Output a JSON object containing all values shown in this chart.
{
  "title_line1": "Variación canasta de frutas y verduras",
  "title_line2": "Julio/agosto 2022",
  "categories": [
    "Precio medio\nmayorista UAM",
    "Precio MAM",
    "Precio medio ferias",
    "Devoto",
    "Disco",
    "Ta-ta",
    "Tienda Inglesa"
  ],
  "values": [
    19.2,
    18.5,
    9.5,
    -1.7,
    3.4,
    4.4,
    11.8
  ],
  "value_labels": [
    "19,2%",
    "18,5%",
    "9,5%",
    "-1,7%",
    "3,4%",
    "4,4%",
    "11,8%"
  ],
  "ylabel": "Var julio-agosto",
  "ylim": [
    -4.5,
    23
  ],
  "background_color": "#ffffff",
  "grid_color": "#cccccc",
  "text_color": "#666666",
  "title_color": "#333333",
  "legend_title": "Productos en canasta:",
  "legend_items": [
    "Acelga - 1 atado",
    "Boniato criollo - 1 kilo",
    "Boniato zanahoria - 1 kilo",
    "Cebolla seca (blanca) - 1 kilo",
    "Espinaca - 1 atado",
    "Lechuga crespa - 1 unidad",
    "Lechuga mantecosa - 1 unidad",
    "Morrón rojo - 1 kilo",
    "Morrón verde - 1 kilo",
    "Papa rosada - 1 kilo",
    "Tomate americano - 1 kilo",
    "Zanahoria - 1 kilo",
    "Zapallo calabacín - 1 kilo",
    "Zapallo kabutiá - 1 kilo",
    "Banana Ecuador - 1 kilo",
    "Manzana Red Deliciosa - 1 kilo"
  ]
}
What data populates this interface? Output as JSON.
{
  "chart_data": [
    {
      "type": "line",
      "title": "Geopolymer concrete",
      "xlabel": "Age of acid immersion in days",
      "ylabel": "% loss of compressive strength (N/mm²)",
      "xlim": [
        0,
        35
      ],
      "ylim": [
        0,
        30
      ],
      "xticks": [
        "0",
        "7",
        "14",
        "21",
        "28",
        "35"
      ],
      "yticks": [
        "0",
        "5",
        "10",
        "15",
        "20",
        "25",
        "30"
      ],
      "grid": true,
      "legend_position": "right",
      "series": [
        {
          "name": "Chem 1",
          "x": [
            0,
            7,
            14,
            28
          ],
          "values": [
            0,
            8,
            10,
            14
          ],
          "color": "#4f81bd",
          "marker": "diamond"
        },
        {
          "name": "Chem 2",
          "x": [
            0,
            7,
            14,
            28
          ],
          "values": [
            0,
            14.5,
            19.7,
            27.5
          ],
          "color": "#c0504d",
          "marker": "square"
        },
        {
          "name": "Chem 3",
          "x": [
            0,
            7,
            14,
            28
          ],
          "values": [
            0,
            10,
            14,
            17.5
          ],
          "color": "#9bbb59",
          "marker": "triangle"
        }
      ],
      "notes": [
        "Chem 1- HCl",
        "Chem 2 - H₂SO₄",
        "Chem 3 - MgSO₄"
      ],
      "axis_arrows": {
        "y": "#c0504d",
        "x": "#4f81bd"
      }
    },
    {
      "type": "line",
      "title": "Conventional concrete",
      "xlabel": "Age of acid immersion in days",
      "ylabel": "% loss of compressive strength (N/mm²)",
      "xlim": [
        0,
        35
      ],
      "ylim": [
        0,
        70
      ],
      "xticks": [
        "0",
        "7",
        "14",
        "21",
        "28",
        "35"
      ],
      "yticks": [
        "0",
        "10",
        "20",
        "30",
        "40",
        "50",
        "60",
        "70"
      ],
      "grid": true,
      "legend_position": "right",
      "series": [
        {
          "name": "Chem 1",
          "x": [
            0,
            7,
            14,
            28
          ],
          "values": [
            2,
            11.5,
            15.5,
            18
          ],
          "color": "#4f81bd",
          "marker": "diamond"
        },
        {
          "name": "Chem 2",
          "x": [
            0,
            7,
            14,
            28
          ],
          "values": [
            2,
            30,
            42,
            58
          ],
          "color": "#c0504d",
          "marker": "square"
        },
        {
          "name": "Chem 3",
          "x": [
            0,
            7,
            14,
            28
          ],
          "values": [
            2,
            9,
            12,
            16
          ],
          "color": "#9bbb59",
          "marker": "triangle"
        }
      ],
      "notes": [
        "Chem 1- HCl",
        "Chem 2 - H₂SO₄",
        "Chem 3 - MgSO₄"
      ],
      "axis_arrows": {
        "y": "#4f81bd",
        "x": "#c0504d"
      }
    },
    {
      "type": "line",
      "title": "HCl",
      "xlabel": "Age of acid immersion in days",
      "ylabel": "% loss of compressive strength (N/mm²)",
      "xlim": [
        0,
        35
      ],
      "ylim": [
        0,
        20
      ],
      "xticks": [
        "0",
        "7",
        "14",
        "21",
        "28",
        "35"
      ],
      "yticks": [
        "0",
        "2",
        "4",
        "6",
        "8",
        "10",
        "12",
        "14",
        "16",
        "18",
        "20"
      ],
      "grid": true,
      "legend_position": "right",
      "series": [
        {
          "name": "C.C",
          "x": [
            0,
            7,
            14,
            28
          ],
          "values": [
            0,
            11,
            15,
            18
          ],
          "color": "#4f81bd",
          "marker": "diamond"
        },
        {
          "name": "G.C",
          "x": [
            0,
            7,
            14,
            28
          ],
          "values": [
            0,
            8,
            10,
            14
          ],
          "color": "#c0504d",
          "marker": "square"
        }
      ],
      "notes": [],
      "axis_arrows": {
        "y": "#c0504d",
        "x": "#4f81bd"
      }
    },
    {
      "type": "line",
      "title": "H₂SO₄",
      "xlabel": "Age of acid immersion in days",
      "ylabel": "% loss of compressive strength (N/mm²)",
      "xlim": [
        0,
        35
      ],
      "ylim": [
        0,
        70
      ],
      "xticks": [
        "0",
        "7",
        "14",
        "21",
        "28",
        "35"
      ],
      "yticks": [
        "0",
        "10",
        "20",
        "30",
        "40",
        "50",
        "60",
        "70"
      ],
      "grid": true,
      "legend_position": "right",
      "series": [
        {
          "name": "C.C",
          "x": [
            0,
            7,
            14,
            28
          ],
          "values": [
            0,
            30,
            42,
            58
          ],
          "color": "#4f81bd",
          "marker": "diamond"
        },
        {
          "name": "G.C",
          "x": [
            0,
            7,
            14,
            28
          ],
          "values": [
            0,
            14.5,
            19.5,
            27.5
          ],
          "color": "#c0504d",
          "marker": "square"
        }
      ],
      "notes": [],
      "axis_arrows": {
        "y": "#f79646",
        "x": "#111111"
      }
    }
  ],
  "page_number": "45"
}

------------------------------------

:: EXERCISE DIRECTIONS ::
Find each line holding the word "Boniato" and copy it.

:: PROBLEM SOLUTION ::
    "Boniato criollo - 1 kilo",
    "Boniato zanahoria - 1 kilo",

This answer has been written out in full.